→ **Task directions**:
Locate all lines with the word "наборе". Copy them.

→ **Items listed in a dataset**:
—————
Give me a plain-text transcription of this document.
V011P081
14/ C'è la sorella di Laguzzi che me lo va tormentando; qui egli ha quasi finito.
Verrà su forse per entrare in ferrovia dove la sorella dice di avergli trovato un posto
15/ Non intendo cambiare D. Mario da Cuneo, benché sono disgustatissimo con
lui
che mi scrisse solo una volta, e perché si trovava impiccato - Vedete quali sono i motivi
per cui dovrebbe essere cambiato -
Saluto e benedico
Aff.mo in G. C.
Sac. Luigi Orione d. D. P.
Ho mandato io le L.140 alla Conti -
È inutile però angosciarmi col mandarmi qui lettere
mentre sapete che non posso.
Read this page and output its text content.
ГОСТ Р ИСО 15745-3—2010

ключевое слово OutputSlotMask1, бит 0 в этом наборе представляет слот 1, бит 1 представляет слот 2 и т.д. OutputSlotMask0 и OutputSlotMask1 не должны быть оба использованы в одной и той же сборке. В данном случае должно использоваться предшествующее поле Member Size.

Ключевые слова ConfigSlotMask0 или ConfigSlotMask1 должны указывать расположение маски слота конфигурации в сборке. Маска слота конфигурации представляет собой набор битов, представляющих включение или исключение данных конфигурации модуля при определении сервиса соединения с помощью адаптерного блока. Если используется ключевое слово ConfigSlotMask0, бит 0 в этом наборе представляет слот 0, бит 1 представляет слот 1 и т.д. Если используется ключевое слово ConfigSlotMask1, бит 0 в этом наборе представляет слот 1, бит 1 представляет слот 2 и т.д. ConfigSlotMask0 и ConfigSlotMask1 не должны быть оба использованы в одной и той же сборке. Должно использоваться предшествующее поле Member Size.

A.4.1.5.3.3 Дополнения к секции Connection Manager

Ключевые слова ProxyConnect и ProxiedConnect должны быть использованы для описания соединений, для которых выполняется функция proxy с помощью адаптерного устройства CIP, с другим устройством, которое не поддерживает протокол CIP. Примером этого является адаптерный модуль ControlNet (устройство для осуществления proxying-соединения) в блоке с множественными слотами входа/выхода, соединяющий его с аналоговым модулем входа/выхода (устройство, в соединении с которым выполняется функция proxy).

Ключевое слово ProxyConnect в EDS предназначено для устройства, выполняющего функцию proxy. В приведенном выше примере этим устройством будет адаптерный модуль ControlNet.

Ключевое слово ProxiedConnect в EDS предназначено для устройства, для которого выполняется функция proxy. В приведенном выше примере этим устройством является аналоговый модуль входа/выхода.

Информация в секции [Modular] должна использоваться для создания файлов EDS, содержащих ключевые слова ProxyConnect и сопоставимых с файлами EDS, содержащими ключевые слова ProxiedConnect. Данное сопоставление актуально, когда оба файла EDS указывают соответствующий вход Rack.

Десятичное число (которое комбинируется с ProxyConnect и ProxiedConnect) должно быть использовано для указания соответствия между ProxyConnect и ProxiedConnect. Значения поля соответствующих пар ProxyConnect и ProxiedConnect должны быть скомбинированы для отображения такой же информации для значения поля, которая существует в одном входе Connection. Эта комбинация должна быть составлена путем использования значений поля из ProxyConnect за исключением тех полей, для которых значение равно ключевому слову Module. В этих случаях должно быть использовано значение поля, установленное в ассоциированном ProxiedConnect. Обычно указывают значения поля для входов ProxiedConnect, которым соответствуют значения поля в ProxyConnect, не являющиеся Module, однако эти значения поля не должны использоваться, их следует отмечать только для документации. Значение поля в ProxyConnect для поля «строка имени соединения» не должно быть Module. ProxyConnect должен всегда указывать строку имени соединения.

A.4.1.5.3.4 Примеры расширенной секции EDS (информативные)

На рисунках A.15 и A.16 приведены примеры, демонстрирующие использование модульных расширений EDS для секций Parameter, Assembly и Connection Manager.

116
—————
→ **Exercise response**:
ключевое слово OutputSlotMask1, бит 0 в этом наборе представляет слот 1, бит 1 представляет слот 2 и т.д. OutputSlotMask0 и OutputSlotMask1 не должны быть оба использованы в одной и той же сборке. В данном случае должно использоваться предшествующее поле Member Size.
Ключевые слова ConfigSlotMask0 или ConfigSlotMask1 должны указывать расположение маски слота конфигурации в сборке. Маска слота конфигурации представляет собой набор битов, представляющих включение или исключение данных конфигурации модуля при определении сервиса соединения с помощью адаптерного блока. Если используется ключевое слово ConfigSlotMask0, бит 0 в этом наборе представляет слот 0, бит 1 представляет слот 1 и т.д. Если используется ключевое слово ConfigSlotMask1, бит 0 в этом наборе представляет слот 1, бит 1 представляет слот 2 и т.д. ConfigSlotMask0 и ConfigSlotMask1 не должны быть оба использованы в одной и той же сборке. Должно использоваться предшествующее поле Member Size.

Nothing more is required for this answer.